==== RECORDS

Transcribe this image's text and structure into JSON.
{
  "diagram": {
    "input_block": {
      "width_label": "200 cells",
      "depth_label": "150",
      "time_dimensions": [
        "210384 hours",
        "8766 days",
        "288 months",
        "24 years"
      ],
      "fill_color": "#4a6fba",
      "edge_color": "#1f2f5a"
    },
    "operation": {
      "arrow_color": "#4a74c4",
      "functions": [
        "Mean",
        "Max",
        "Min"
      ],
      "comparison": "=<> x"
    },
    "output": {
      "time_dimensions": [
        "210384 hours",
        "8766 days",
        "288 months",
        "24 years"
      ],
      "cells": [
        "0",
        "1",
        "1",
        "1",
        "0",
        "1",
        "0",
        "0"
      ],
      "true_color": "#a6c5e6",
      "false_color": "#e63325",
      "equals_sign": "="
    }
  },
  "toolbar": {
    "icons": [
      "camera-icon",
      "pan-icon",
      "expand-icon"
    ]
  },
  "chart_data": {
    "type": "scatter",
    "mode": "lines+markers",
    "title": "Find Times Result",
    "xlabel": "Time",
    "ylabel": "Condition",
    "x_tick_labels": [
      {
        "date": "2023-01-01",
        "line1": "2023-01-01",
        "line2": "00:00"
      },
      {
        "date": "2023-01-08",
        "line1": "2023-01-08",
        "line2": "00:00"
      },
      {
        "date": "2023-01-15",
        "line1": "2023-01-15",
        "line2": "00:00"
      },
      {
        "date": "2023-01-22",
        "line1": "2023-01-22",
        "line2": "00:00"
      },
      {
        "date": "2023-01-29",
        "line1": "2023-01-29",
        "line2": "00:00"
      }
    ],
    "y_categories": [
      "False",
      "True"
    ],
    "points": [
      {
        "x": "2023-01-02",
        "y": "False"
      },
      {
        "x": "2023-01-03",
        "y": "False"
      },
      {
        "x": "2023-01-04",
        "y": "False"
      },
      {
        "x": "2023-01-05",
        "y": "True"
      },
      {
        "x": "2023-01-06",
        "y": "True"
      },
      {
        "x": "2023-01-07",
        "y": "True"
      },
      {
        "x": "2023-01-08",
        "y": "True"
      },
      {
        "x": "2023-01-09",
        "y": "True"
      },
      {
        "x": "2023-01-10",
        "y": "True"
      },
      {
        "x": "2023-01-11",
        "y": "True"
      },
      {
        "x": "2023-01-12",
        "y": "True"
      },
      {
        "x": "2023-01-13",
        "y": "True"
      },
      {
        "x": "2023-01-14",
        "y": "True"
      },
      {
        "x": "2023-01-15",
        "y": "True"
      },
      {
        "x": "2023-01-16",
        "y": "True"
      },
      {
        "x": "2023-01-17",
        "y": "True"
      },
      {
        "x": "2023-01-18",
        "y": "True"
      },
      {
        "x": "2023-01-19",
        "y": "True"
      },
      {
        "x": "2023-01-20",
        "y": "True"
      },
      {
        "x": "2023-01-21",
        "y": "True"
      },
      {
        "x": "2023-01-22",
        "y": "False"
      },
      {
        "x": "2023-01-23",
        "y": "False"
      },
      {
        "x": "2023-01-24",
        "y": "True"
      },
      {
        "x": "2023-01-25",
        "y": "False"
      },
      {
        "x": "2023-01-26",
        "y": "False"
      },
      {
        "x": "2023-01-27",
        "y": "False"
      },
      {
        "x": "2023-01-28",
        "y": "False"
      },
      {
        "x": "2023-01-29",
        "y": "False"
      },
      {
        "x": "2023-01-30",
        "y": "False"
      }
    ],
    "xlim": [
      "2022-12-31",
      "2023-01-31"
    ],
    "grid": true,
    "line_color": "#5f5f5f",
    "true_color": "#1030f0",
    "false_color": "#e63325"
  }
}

========

Scan the data above and copy each line containing the word "date".

● ANSWER SECTION:
        "date": "2023-01-01",
        "date": "2023-01-08",
        "date": "2023-01-15",
        "date": "2023-01-22",
        "date": "2023-01-29",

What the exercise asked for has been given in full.